Directions. List, from the lines below, each one with "BINANCE" in it.

Records excerpted from a collection
>> Start

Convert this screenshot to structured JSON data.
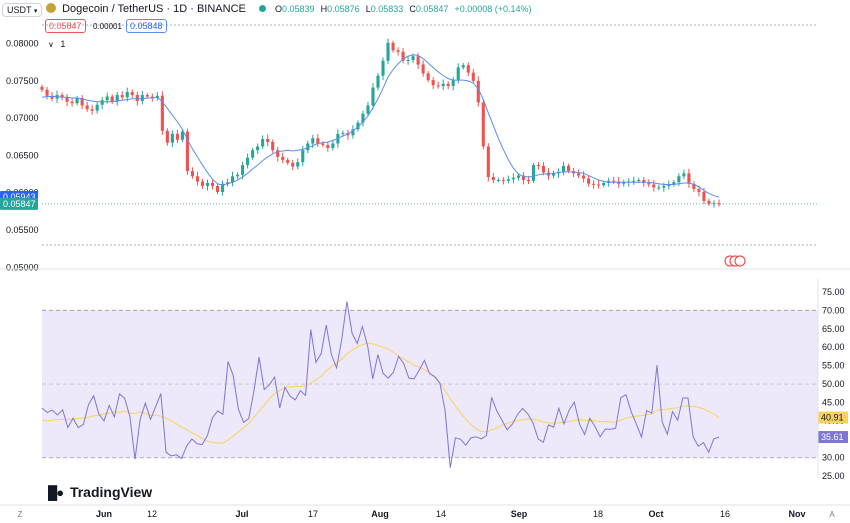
{
  "header": {
    "currency": "USDT",
    "title": "Dogecoin / TetherUS · 1D · BINANCE",
    "ohlc": {
      "o_label": "O",
      "o": "0.05839",
      "h_label": "H",
      "h": "0.05876",
      "l_label": "L",
      "l": "0.05833",
      "c_label": "C",
      "c": "0.05847",
      "change": "+0.00008 (+0.14%)"
    },
    "sell_price": "0.05847",
    "spread": "0.00001",
    "buy_price": "0.05848",
    "indicator_count": "1"
  },
  "branding": {
    "logo_text": "TradingView"
  },
  "colors": {
    "up": "#26a69a",
    "down": "#ef5350",
    "ma": "#5b8def",
    "rsi": "#7e75d6",
    "rsi_ma": "#f7d35c",
    "rsi_band": "#ede9fb"
  },
  "chart_data": [
    {
      "type": "candlestick",
      "title": "Dogecoin / TetherUS · 1D · BINANCE",
      "y_ticks": [
        "0.08000",
        "0.07500",
        "0.07000",
        "0.06500",
        "0.06000",
        "0.05500",
        "0.05000"
      ],
      "ylim": [
        0.0499,
        0.0837
      ],
      "x_ticks": [
        "Jun",
        "12",
        "Jul",
        "17",
        "Aug",
        "14",
        "Sep",
        "18",
        "Oct",
        "16",
        "Nov"
      ],
      "price_labels": {
        "ma_value": "0.05943",
        "last_price": "0.05847"
      },
      "candles_close": [
        0.0738,
        0.073,
        0.0726,
        0.0731,
        0.0728,
        0.0722,
        0.072,
        0.0727,
        0.0717,
        0.0712,
        0.071,
        0.0718,
        0.0724,
        0.0729,
        0.0722,
        0.0731,
        0.0728,
        0.0735,
        0.0731,
        0.0723,
        0.0731,
        0.0729,
        0.0727,
        0.073,
        0.0683,
        0.0667,
        0.0679,
        0.0671,
        0.0682,
        0.0629,
        0.0622,
        0.0615,
        0.0609,
        0.0613,
        0.0609,
        0.0601,
        0.0612,
        0.0614,
        0.0622,
        0.0624,
        0.0637,
        0.0647,
        0.0657,
        0.0662,
        0.0672,
        0.0668,
        0.0657,
        0.0648,
        0.0644,
        0.064,
        0.0635,
        0.0641,
        0.0657,
        0.0666,
        0.0673,
        0.0666,
        0.0664,
        0.066,
        0.0666,
        0.0679,
        0.068,
        0.0677,
        0.0685,
        0.0694,
        0.0706,
        0.0717,
        0.0741,
        0.0757,
        0.0777,
        0.0801,
        0.0791,
        0.0789,
        0.0777,
        0.0778,
        0.0783,
        0.0772,
        0.076,
        0.0751,
        0.0744,
        0.0743,
        0.0746,
        0.0743,
        0.0751,
        0.0768,
        0.0771,
        0.0761,
        0.075,
        0.0721,
        0.0662,
        0.0621,
        0.0617,
        0.0617,
        0.0616,
        0.0618,
        0.062,
        0.0623,
        0.0617,
        0.0616,
        0.0637,
        0.0636,
        0.0627,
        0.0623,
        0.0626,
        0.0628,
        0.0636,
        0.0629,
        0.0626,
        0.0623,
        0.0619,
        0.0612,
        0.0611,
        0.061,
        0.0613,
        0.0616,
        0.0615,
        0.0612,
        0.0614,
        0.0615,
        0.0616,
        0.0617,
        0.0613,
        0.0611,
        0.0607,
        0.0607,
        0.0609,
        0.0611,
        0.0614,
        0.0622,
        0.0626,
        0.0612,
        0.0605,
        0.0601,
        0.0589,
        0.0585,
        0.0586,
        0.0585
      ],
      "ma_line": [
        0.0728,
        0.0729,
        0.0729,
        0.0729,
        0.0728,
        0.0728,
        0.0727,
        0.0727,
        0.0726,
        0.0724,
        0.0723,
        0.0722,
        0.0722,
        0.0722,
        0.0722,
        0.0723,
        0.0724,
        0.0725,
        0.0726,
        0.0726,
        0.0726,
        0.0727,
        0.0727,
        0.0728,
        0.0722,
        0.0713,
        0.0704,
        0.0695,
        0.0685,
        0.0671,
        0.0659,
        0.0648,
        0.0637,
        0.0627,
        0.0618,
        0.0612,
        0.061,
        0.0612,
        0.0614,
        0.0617,
        0.0621,
        0.0626,
        0.0632,
        0.0637,
        0.0643,
        0.0648,
        0.0652,
        0.0655,
        0.0656,
        0.0657,
        0.0656,
        0.0657,
        0.0658,
        0.066,
        0.0663,
        0.0666,
        0.0667,
        0.0668,
        0.067,
        0.0673,
        0.0676,
        0.0679,
        0.0683,
        0.0688,
        0.0695,
        0.0703,
        0.0714,
        0.0726,
        0.074,
        0.0755,
        0.0765,
        0.0773,
        0.0779,
        0.0783,
        0.0785,
        0.0784,
        0.078,
        0.0774,
        0.0768,
        0.0762,
        0.0757,
        0.0753,
        0.0751,
        0.0751,
        0.0751,
        0.075,
        0.0747,
        0.0739,
        0.0725,
        0.0707,
        0.069,
        0.0673,
        0.0658,
        0.0644,
        0.0633,
        0.0625,
        0.0622,
        0.0621,
        0.0622,
        0.0624,
        0.0625,
        0.0625,
        0.0626,
        0.0627,
        0.0628,
        0.0628,
        0.0628,
        0.0627,
        0.0626,
        0.0623,
        0.062,
        0.0617,
        0.0615,
        0.0614,
        0.0614,
        0.0614,
        0.0614,
        0.0614,
        0.0614,
        0.0614,
        0.0614,
        0.0614,
        0.0613,
        0.0612,
        0.0611,
        0.0611,
        0.0611,
        0.0612,
        0.0613,
        0.0613,
        0.0611,
        0.0608,
        0.0603,
        0.0599,
        0.0596,
        0.0594
      ]
    },
    {
      "type": "line",
      "title": "RSI",
      "y_ticks": [
        "75.00",
        "70.00",
        "65.00",
        "60.00",
        "55.00",
        "50.00",
        "45.00",
        "40.00",
        "35.00",
        "30.00",
        "25.00"
      ],
      "ylim": [
        24.5,
        78.5
      ],
      "band": [
        30,
        70
      ],
      "midline": 50,
      "value_labels": {
        "rsi_ma": "40.91",
        "rsi": "35.61"
      },
      "series": [
        {
          "values": [
            43.5,
            42.3,
            42.9,
            41.6,
            43.0,
            38.2,
            40.7,
            38.2,
            39.0,
            44.4,
            46.8,
            41.9,
            40.0,
            44.2,
            41.1,
            47.3,
            46.1,
            41.2,
            29.6,
            40.5,
            44.8,
            40.4,
            43.9,
            47.4,
            31.5,
            30.5,
            30.8,
            29.8,
            33.2,
            35.1,
            33.8,
            33.6,
            36.0,
            40.9,
            42.7,
            41.8,
            56.1,
            52.3,
            43.2,
            39.6,
            40.6,
            48.1,
            57.3,
            48.5,
            49.8,
            51.9,
            43.5,
            49.1,
            46.7,
            45.7,
            48.2,
            46.9,
            64.8,
            55.9,
            58.2,
            66.0,
            58.0,
            54.4,
            62.1,
            72.4,
            63.8,
            61.0,
            65.6,
            60.4,
            51.4,
            58.0,
            52.9,
            51.6,
            53.2,
            57.5,
            55.5,
            51.6,
            51.4,
            53.8,
            56.4,
            52.8,
            52.0,
            50.2,
            42.8,
            27.3,
            35.4,
            35.0,
            33.4,
            35.4,
            35.7,
            35.1,
            36.0,
            46.4,
            42.7,
            40.2,
            37.6,
            39.1,
            41.7,
            43.4,
            41.9,
            39.5,
            35.1,
            34.2,
            38.9,
            38.3,
            43.4,
            39.2,
            42.9,
            45.1,
            39.2,
            36.3,
            40.7,
            38.5,
            35.7,
            37.8,
            37.7,
            38.0,
            46.3,
            47.1,
            42.5,
            39.2,
            35.6,
            42.8,
            42.1,
            55.1,
            39.7,
            36.4,
            42.5,
            40.2,
            46.2,
            46.2,
            35.7,
            33.1,
            34.1,
            31.5,
            35.1,
            35.6
          ]
        },
        {
          "values": [
            40.1,
            40.0,
            40.2,
            40.3,
            40.4,
            40.4,
            40.5,
            40.6,
            40.8,
            41.0,
            41.4,
            41.5,
            41.9,
            42.1,
            42.5,
            42.3,
            42.7,
            42.1,
            42.0,
            42.5,
            42.0,
            41.5,
            41.6,
            41.3,
            40.8,
            40.0,
            39.2,
            38.3,
            37.6,
            36.8,
            36.0,
            35.2,
            34.5,
            34.1,
            34.0,
            34.0,
            34.8,
            35.9,
            37.0,
            38.1,
            39.3,
            40.9,
            42.6,
            44.3,
            46.0,
            47.4,
            48.3,
            49.1,
            49.2,
            49.3,
            49.4,
            49.5,
            50.2,
            51.1,
            52.1,
            53.5,
            54.7,
            55.7,
            56.7,
            58.1,
            59.2,
            60.0,
            60.7,
            61.1,
            60.9,
            60.5,
            60.0,
            59.5,
            58.6,
            57.6,
            56.8,
            56.0,
            55.1,
            54.6,
            53.9,
            53.1,
            51.9,
            50.3,
            48.2,
            46.0,
            44.0,
            42.1,
            40.5,
            39.0,
            37.8,
            37.1,
            37.0,
            37.5,
            38.1,
            38.8,
            39.3,
            39.8,
            40.0,
            40.3,
            40.5,
            40.4,
            40.2,
            39.7,
            39.5,
            39.4,
            39.5,
            39.6,
            39.8,
            40.1,
            40.3,
            40.1,
            40.1,
            40.0,
            39.8,
            39.8,
            39.7,
            39.6,
            40.2,
            40.7,
            41.1,
            41.3,
            41.4,
            41.7,
            41.8,
            42.9,
            43.1,
            43.2,
            43.4,
            43.6,
            44.0,
            44.1,
            43.9,
            43.7,
            43.3,
            42.6,
            41.8,
            40.9
          ]
        }
      ]
    }
  ]
}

>> End

Finished task.
    "title": "Dogecoin / TetherUS · 1D · BINANCE",
      "title": "Dogecoin / TetherUS · 1D · BINANCE",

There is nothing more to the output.